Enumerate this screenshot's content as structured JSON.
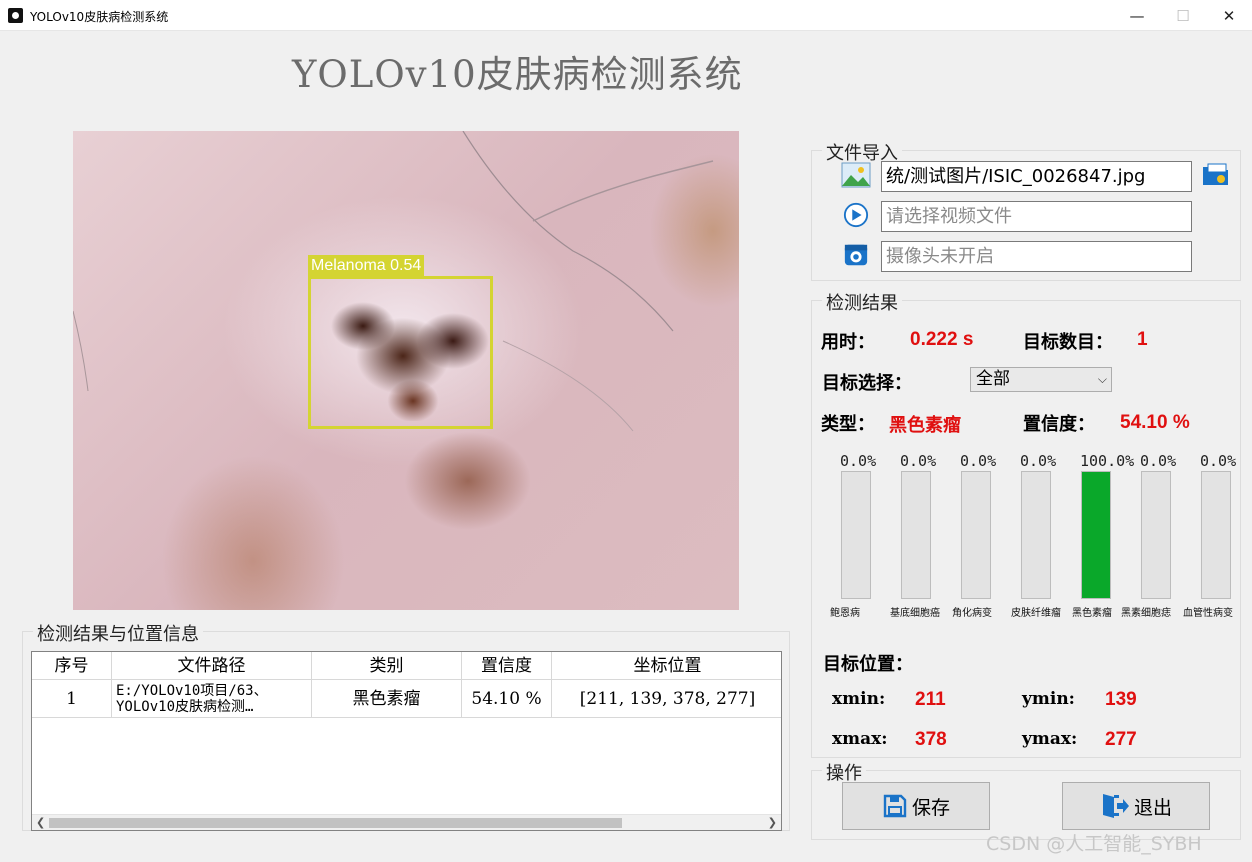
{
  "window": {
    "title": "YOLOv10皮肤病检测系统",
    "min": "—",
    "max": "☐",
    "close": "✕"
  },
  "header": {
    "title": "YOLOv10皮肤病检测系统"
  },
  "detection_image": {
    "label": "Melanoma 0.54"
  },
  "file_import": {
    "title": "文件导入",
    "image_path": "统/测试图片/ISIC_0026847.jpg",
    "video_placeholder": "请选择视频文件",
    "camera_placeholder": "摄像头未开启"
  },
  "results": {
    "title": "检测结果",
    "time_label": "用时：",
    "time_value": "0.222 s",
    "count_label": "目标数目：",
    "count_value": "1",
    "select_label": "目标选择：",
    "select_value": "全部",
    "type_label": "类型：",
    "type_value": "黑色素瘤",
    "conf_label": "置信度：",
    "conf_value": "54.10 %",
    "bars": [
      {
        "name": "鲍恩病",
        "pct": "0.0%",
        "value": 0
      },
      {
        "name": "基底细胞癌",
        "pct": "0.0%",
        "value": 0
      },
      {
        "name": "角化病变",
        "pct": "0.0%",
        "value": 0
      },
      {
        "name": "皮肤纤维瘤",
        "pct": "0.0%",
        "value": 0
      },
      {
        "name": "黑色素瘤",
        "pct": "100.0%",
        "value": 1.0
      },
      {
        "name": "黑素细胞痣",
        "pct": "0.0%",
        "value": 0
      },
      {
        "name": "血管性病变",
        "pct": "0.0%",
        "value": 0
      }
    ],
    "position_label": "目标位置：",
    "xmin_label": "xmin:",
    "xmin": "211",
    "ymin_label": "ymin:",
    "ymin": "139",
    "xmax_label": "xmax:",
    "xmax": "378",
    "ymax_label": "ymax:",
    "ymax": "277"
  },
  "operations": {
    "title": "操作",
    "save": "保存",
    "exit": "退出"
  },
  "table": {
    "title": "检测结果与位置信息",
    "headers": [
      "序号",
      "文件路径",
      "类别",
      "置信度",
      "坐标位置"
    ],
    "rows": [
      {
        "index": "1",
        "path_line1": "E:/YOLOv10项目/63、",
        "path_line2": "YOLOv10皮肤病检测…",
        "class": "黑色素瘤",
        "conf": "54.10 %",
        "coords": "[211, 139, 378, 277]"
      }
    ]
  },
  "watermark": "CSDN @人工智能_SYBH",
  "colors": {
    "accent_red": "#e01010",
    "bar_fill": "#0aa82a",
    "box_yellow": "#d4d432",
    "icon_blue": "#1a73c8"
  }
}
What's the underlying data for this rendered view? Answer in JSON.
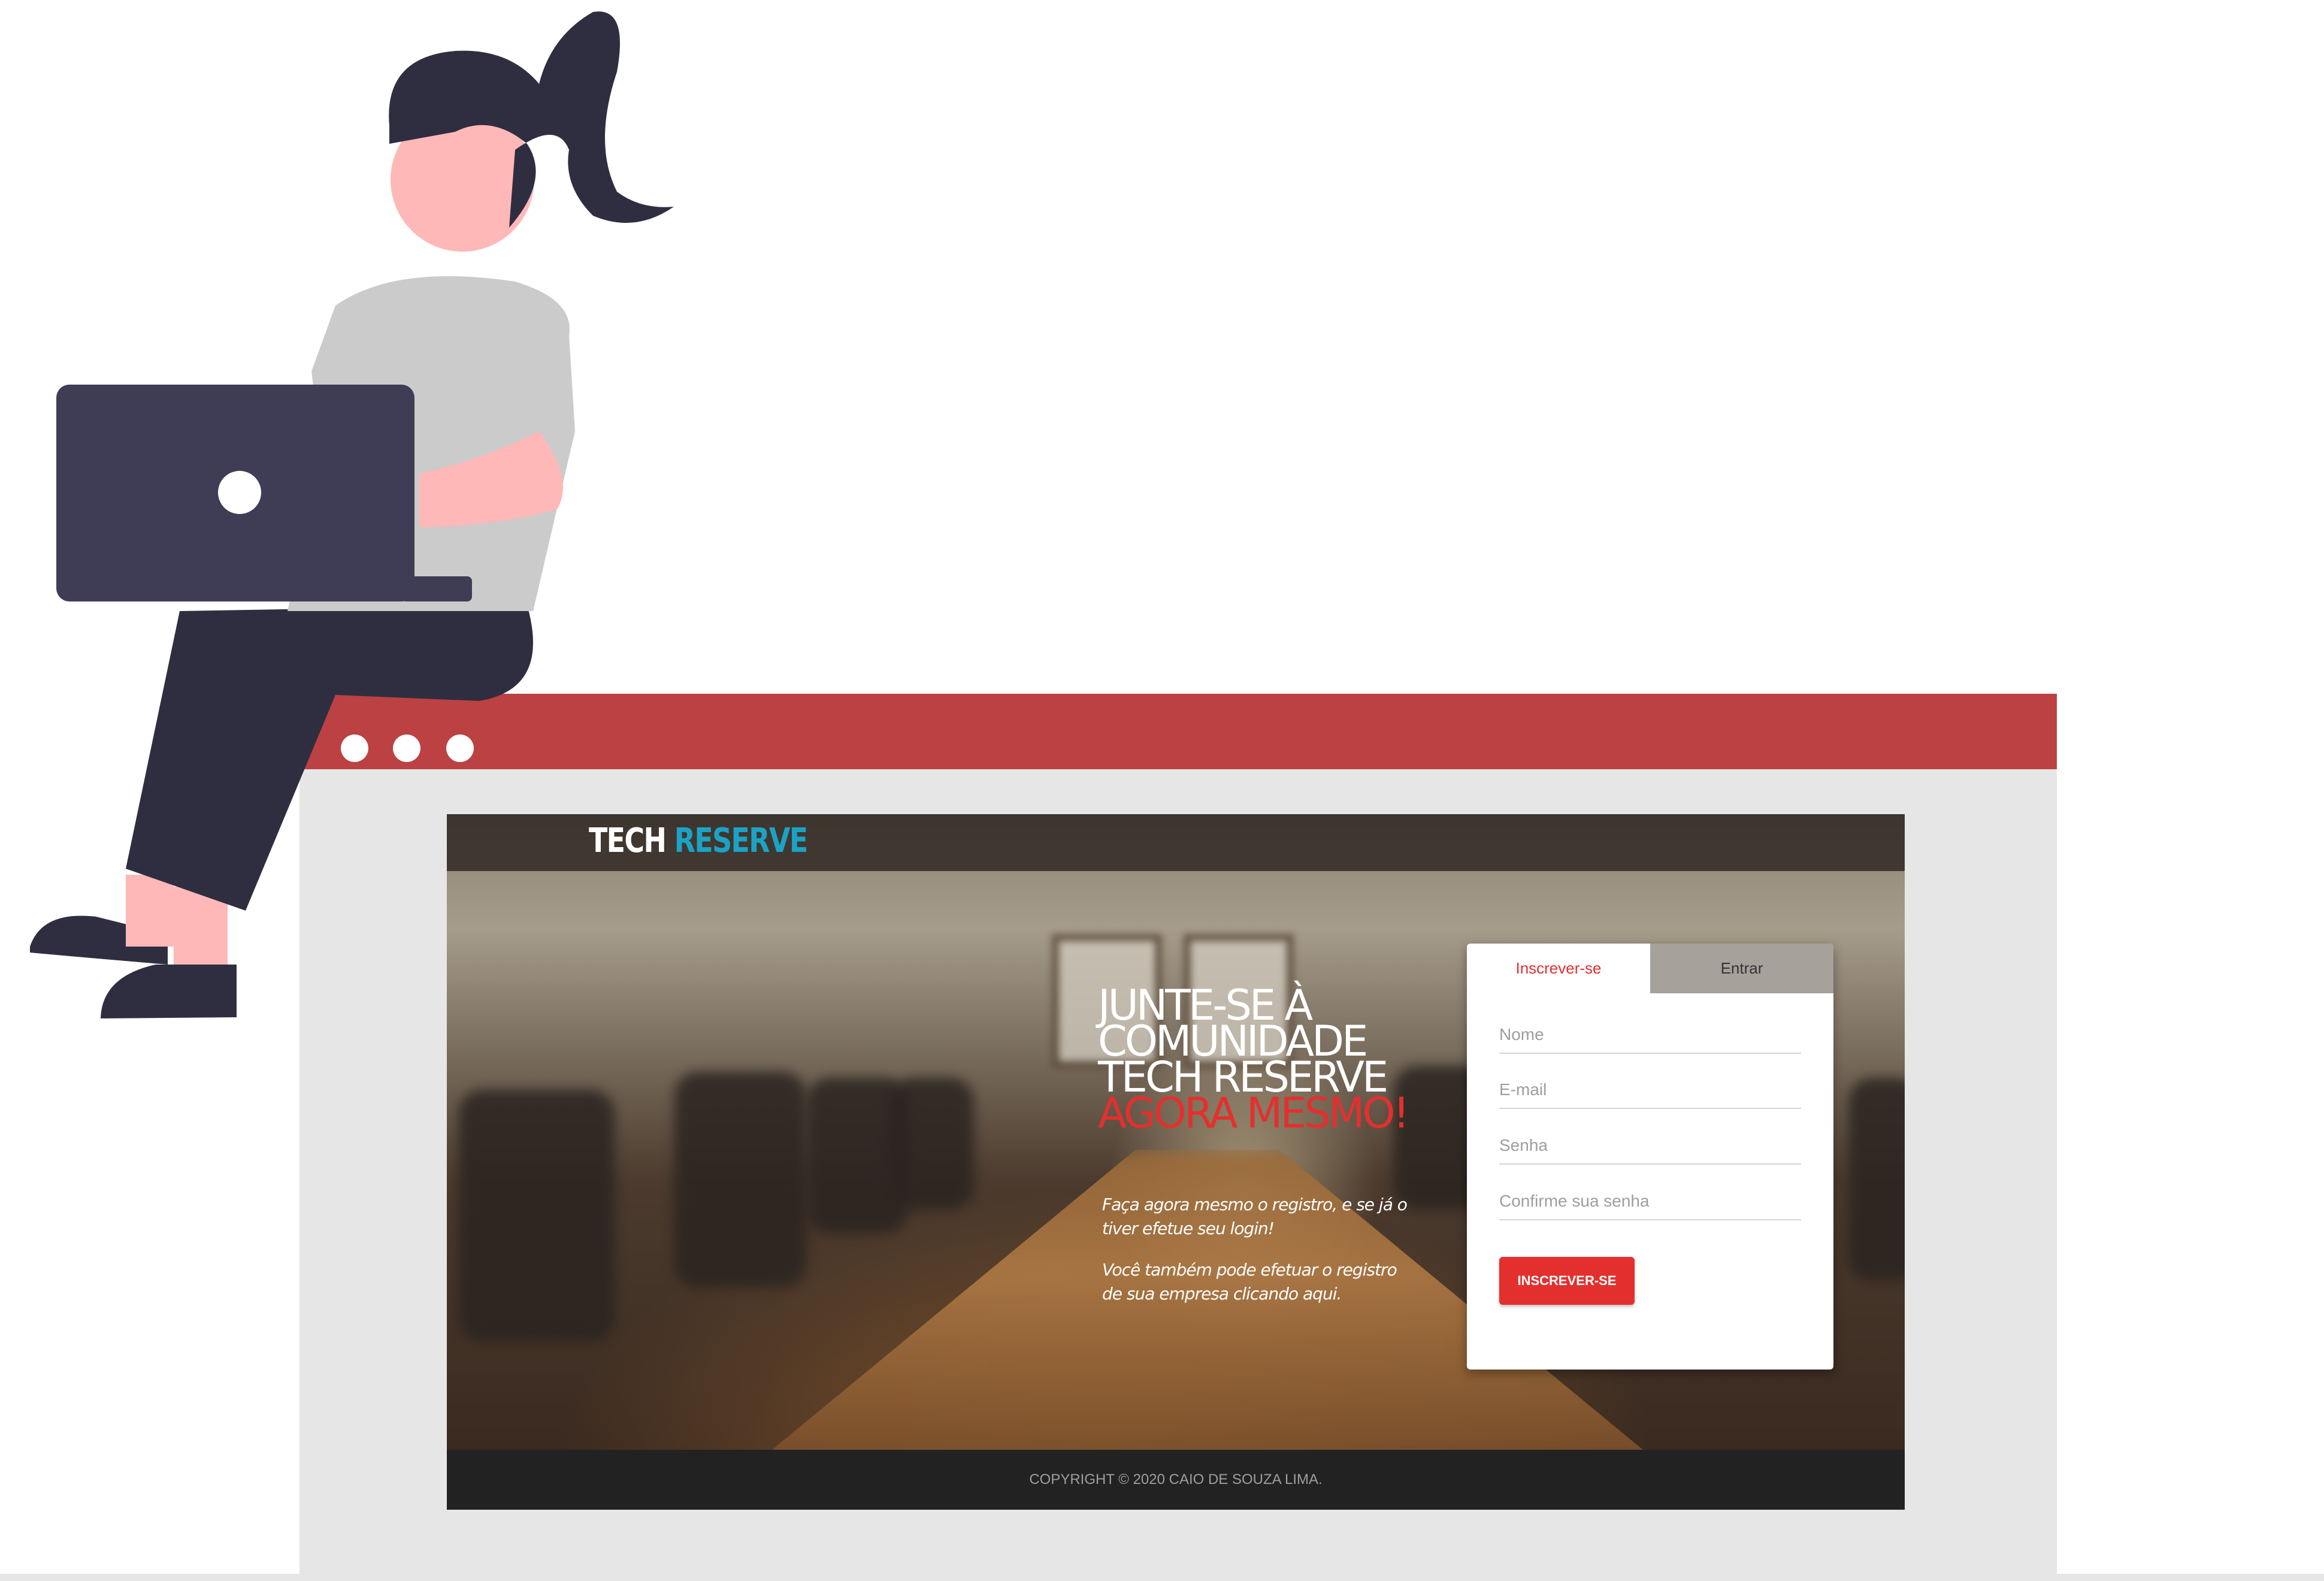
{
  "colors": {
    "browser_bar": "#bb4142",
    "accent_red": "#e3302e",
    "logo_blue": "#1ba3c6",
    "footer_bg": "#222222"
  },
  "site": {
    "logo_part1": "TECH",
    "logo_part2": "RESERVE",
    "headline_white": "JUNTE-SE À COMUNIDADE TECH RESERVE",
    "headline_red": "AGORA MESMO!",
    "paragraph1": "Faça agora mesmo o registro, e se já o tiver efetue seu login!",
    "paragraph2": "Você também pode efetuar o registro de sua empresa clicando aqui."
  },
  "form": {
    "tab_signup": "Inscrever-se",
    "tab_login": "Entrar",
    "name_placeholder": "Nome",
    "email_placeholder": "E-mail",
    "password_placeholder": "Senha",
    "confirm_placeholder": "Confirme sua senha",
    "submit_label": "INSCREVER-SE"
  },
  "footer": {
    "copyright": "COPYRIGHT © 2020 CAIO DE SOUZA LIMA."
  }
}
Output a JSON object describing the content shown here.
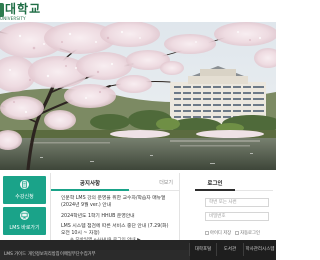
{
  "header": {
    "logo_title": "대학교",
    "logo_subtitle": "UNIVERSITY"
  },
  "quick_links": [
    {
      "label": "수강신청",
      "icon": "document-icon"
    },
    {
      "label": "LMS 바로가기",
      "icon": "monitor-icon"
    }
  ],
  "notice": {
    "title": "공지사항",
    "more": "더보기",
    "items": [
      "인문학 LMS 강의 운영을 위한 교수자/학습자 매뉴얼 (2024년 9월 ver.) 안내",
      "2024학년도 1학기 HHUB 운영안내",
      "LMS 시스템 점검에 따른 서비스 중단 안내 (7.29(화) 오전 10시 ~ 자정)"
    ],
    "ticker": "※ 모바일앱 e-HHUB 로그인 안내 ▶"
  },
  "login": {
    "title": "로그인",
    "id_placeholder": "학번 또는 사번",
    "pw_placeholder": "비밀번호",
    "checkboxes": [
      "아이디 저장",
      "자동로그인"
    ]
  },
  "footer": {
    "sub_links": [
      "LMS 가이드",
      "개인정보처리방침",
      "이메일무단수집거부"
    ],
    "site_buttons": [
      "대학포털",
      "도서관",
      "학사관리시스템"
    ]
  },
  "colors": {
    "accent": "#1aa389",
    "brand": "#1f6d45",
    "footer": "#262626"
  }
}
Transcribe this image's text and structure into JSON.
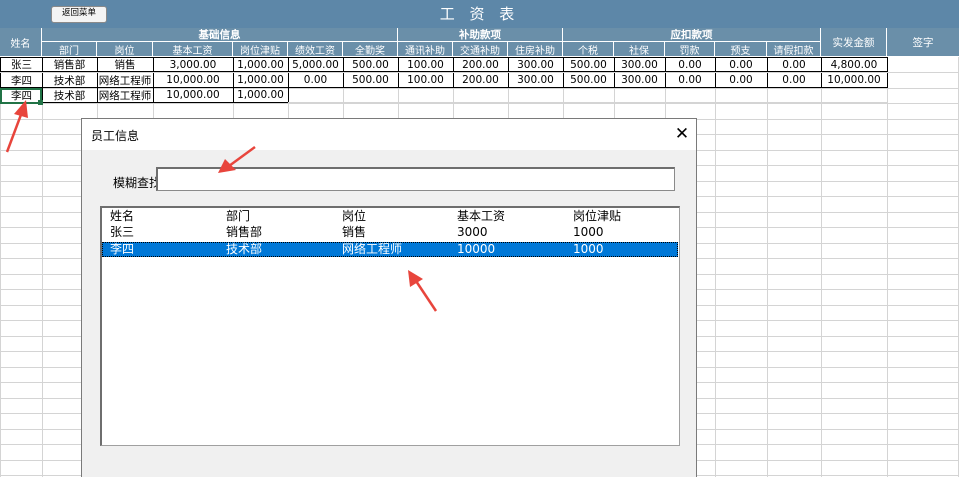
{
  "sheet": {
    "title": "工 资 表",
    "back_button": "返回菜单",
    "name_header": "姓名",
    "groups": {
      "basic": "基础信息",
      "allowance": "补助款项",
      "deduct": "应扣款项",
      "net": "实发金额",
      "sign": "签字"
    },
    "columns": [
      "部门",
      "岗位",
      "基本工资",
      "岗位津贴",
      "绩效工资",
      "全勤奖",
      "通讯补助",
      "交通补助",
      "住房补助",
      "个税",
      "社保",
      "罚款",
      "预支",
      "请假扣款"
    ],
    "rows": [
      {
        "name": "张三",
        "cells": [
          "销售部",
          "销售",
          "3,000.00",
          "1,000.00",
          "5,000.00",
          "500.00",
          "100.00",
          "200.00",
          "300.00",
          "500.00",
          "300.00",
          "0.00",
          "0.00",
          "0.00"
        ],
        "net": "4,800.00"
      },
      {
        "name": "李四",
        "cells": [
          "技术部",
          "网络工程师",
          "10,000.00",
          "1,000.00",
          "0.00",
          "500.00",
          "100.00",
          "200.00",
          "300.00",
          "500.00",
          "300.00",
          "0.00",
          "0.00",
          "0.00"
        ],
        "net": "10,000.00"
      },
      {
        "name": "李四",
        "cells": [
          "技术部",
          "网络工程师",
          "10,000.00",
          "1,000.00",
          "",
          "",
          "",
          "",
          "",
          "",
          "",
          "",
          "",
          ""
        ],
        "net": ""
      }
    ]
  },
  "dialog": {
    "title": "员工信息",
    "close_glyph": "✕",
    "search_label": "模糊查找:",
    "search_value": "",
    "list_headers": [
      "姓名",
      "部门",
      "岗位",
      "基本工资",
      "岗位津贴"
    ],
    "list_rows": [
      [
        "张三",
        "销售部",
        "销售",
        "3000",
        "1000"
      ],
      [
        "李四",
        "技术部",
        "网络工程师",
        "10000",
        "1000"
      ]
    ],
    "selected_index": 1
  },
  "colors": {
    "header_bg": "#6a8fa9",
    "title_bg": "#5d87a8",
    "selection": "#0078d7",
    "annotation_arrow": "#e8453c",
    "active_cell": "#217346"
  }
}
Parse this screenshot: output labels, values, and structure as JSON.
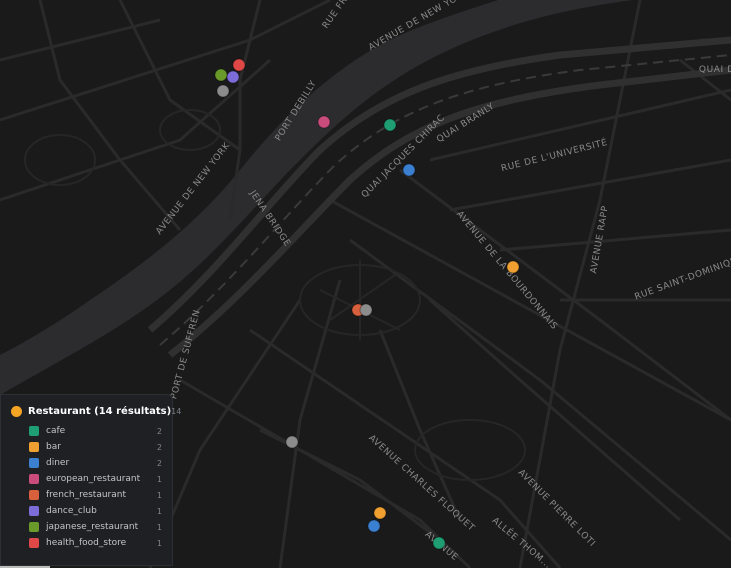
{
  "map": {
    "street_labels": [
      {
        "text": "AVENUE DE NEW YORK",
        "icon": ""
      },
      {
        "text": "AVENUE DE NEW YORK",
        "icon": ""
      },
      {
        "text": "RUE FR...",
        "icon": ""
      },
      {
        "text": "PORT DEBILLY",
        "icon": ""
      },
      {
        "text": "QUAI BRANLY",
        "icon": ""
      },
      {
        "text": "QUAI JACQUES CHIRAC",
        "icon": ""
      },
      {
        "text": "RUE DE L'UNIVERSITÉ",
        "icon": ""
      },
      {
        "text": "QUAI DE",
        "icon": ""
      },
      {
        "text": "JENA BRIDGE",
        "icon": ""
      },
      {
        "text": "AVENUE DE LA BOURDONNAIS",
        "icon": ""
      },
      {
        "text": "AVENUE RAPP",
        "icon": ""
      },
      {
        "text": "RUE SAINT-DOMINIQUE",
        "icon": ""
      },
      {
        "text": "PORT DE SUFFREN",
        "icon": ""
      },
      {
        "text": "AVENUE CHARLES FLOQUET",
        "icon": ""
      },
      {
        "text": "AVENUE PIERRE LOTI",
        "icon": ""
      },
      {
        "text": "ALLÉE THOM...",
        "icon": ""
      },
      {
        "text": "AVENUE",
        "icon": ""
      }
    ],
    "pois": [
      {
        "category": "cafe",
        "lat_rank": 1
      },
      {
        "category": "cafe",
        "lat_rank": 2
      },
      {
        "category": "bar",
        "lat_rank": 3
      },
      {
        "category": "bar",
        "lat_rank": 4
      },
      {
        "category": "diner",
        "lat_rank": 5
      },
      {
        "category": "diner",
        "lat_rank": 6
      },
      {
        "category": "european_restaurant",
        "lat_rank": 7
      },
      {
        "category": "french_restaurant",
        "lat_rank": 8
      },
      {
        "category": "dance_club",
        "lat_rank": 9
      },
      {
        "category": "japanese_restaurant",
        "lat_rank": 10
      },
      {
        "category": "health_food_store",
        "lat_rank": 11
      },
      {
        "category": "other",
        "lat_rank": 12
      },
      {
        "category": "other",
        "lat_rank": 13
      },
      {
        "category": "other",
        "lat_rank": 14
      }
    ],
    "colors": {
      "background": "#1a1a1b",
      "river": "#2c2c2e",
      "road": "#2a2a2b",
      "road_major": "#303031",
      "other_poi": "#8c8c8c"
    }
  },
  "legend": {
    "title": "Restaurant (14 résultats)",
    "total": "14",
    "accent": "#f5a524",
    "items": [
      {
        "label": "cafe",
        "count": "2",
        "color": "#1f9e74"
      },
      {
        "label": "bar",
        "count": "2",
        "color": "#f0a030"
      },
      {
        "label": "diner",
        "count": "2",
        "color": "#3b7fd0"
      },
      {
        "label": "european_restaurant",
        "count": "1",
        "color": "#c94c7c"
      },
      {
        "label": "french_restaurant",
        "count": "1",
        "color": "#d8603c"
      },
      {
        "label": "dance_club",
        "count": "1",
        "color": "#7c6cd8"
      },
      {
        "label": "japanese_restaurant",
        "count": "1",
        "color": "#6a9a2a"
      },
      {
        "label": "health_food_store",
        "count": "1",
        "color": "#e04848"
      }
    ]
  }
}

============

■ **GOAL**: Say how many lines include the word "registro"; reply with the number alone.

■ **RESULT OF THIS EXERCISE**: 2